--- EXERCISE MATERIAL ---

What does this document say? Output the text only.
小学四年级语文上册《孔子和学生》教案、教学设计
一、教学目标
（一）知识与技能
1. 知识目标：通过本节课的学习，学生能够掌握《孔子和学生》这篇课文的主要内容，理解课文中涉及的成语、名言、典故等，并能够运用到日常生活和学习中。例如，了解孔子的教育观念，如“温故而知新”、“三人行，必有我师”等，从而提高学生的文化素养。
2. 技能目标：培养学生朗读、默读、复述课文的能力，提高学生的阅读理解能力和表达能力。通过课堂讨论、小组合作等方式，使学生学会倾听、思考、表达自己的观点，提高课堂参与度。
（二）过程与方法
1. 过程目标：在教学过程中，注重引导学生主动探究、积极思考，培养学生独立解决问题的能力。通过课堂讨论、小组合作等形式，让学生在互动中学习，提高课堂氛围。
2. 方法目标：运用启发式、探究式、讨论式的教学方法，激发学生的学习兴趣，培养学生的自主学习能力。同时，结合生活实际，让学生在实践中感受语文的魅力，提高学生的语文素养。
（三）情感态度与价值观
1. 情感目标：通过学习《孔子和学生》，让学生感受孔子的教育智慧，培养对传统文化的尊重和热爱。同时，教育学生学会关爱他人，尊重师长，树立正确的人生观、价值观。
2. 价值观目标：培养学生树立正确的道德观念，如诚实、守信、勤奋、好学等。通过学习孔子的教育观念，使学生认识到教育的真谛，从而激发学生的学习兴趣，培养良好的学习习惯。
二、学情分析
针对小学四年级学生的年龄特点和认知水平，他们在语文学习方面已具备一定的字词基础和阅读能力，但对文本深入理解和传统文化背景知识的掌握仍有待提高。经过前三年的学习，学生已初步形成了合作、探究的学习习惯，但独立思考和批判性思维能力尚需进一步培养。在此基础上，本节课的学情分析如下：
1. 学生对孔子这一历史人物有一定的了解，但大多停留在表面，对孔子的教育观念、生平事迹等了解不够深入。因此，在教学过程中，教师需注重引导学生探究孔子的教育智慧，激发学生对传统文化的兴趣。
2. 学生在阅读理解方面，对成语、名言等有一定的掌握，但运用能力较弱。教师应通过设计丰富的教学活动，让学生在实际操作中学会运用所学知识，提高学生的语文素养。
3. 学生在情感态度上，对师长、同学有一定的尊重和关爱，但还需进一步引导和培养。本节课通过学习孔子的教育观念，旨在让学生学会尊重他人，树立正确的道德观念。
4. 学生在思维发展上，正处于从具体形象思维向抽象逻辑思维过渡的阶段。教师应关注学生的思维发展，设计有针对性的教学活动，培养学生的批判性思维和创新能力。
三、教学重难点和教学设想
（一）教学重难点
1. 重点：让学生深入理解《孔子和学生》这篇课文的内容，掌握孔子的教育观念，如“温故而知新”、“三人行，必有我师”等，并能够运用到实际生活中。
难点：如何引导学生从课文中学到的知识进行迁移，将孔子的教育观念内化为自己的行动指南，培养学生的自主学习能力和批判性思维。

---

YOUR GOAL:
Copy every record exactly, with nothing added or dropped.

FULL ANSWER:
What does this document say? Output the text only.
小学四年级语文上册《孔子和学生》教案、教学设计
一、教学目标
（一）知识与技能
1. 知识目标：通过本节课的学习，学生能够掌握《孔子和学生》这篇课文的主要内容，理解课文中涉及的成语、名言、典故等，并能够运用到日常生活和学习中。例如，了解孔子的教育观念，如“温故而知新”、“三人行，必有我师”等，从而提高学生的文化素养。
2. 技能目标：培养学生朗读、默读、复述课文的能力，提高学生的阅读理解能力和表达能力。通过课堂讨论、小组合作等方式，使学生学会倾听、思考、表达自己的观点，提高课堂参与度。
（二）过程与方法
1. 过程目标：在教学过程中，注重引导学生主动探究、积极思考，培养学生独立解决问题的能力。通过课堂讨论、小组合作等形式，让学生在互动中学习，提高课堂氛围。
2. 方法目标：运用启发式、探究式、讨论式的教学方法，激发学生的学习兴趣，培养学生的自主学习能力。同时，结合生活实际，让学生在实践中感受语文的魅力，提高学生的语文素养。
（三）情感态度与价值观
1. 情感目标：通过学习《孔子和学生》，让学生感受孔子的教育智慧，培养对传统文化的尊重和热爱。同时，教育学生学会关爱他人，尊重师长，树立正确的人生观、价值观。
2. 价值观目标：培养学生树立正确的道德观念，如诚实、守信、勤奋、好学等。通过学习孔子的教育观念，使学生认识到教育的真谛，从而激发学生的学习兴趣，培养良好的学习习惯。
二、学情分析
针对小学四年级学生的年龄特点和认知水平，他们在语文学习方面已具备一定的字词基础和阅读能力，但对文本深入理解和传统文化背景知识的掌握仍有待提高。经过前三年的学习，学生已初步形成了合作、探究的学习习惯，但独立思考和批判性思维能力尚需进一步培养。在此基础上，本节课的学情分析如下：
1. 学生对孔子这一历史人物有一定的了解，但大多停留在表面，对孔子的教育观念、生平事迹等了解不够深入。因此，在教学过程中，教师需注重引导学生探究孔子的教育智慧，激发学生对传统文化的兴趣。
2. 学生在阅读理解方面，对成语、名言等有一定的掌握，但运用能力较弱。教师应通过设计丰富的教学活动，让学生在实际操作中学会运用所学知识，提高学生的语文素养。
3. 学生在情感态度上，对师长、同学有一定的尊重和关爱，但还需进一步引导和培养。本节课通过学习孔子的教育观念，旨在让学生学会尊重他人，树立正确的道德观念。
4. 学生在思维发展上，正处于从具体形象思维向抽象逻辑思维过渡的阶段。教师应关注学生的思维发展，设计有针对性的教学活动，培养学生的批判性思维和创新能力。
三、教学重难点和教学设想
（一）教学重难点
1. 重点：让学生深入理解《孔子和学生》这篇课文的内容，掌握孔子的教育观念，如“温故而知新”、“三人行，必有我师”等，并能够运用到实际生活中。
难点：如何引导学生从课文中学到的知识进行迁移，将孔子的教育观念内化为自己的行动指南，培养学生的自主学习能力和批判性思维。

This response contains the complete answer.